**Task:**
Each record below should be output verbatim, without pictures.

[Source records]
────────

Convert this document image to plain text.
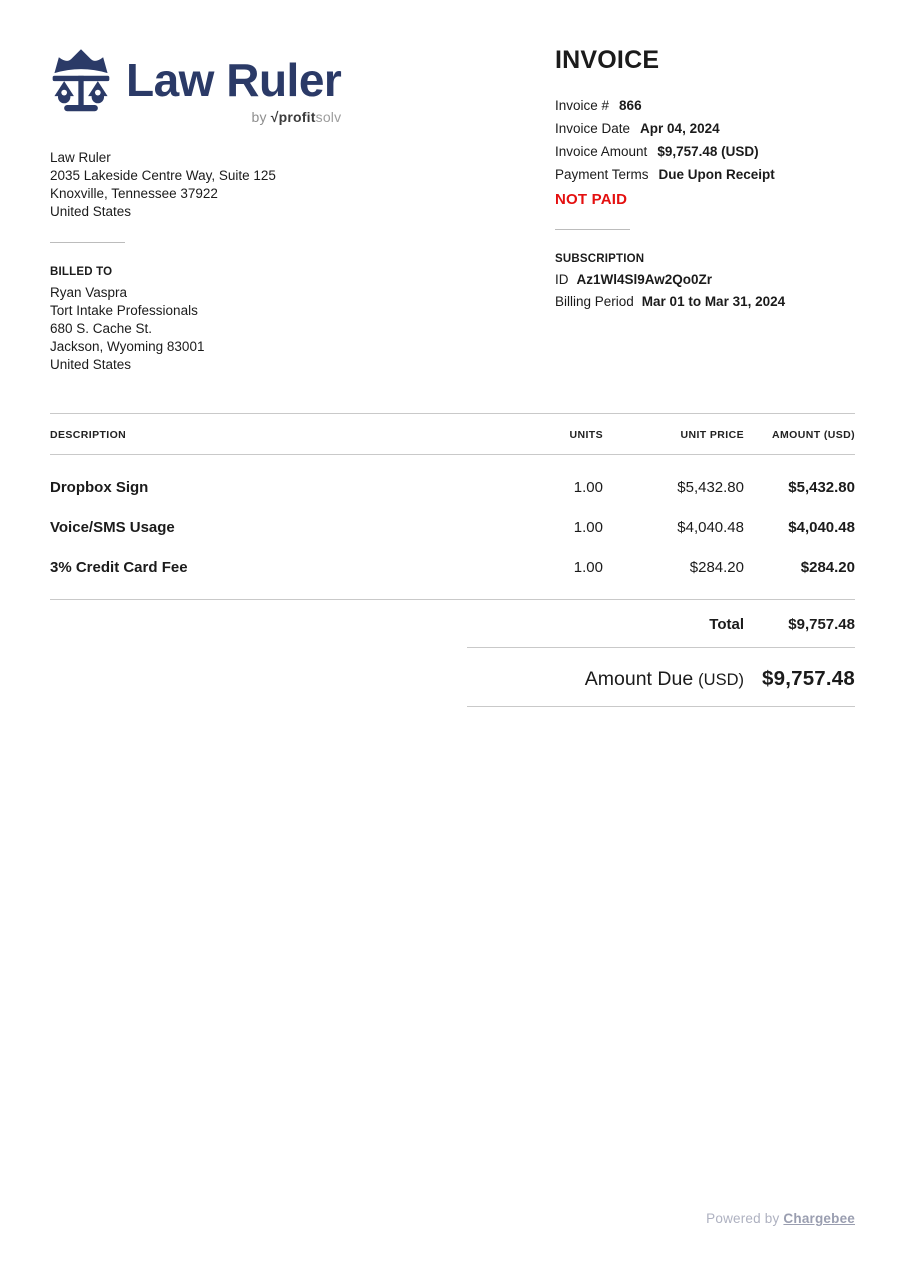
Law Ruler
by √profitsolv
Law Ruler
2035 Lakeside Centre Way, Suite 125
Knoxville, Tennessee 37922
United States
BILLED TO
Ryan Vaspra
Tort Intake Professionals
680 S. Cache St.
Jackson, Wyoming 83001
United States
INVOICE
Invoice # 866
Invoice Date Apr 04, 2024
Invoice Amount $9,757.48 (USD)
Payment Terms Due Upon Receipt
NOT PAID
SUBSCRIPTION
ID Az1Wl4Sl9Aw2Qo0Zr
Billing Period Mar 01 to Mar 31, 2024
DESCRIPTION	UNITS	UNIT PRICE	AMOUNT (USD)
Dropbox Sign	1.00	$5,432.80	$5,432.80
Voice/SMS Usage	1.00	$4,040.48	$4,040.48
3% Credit Card Fee	1.00	$284.20	$284.20
Total	$9,757.48
Amount Due (USD) $9,757.48
Powered by Chargebee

────────

**Solution:**
Convert this document image to plain text.
Law Ruler
by √profitsolv
Law Ruler
2035 Lakeside Centre Way, Suite 125
Knoxville, Tennessee 37922
United States
BILLED TO
Ryan Vaspra
Tort Intake Professionals
680 S. Cache St.
Jackson, Wyoming 83001
United States
INVOICE
Invoice # 866
Invoice Date Apr 04, 2024
Invoice Amount $9,757.48 (USD)
Payment Terms Due Upon Receipt
NOT PAID
SUBSCRIPTION
ID Az1Wl4Sl9Aw2Qo0Zr
Billing Period Mar 01 to Mar 31, 2024
DESCRIPTION	UNITS	UNIT PRICE	AMOUNT (USD)
Dropbox Sign	1.00	$5,432.80	$5,432.80
Voice/SMS Usage	1.00	$4,040.48	$4,040.48
3% Credit Card Fee	1.00	$284.20	$284.20
Total	$9,757.48
Amount Due (USD) $9,757.48
Powered by Chargebee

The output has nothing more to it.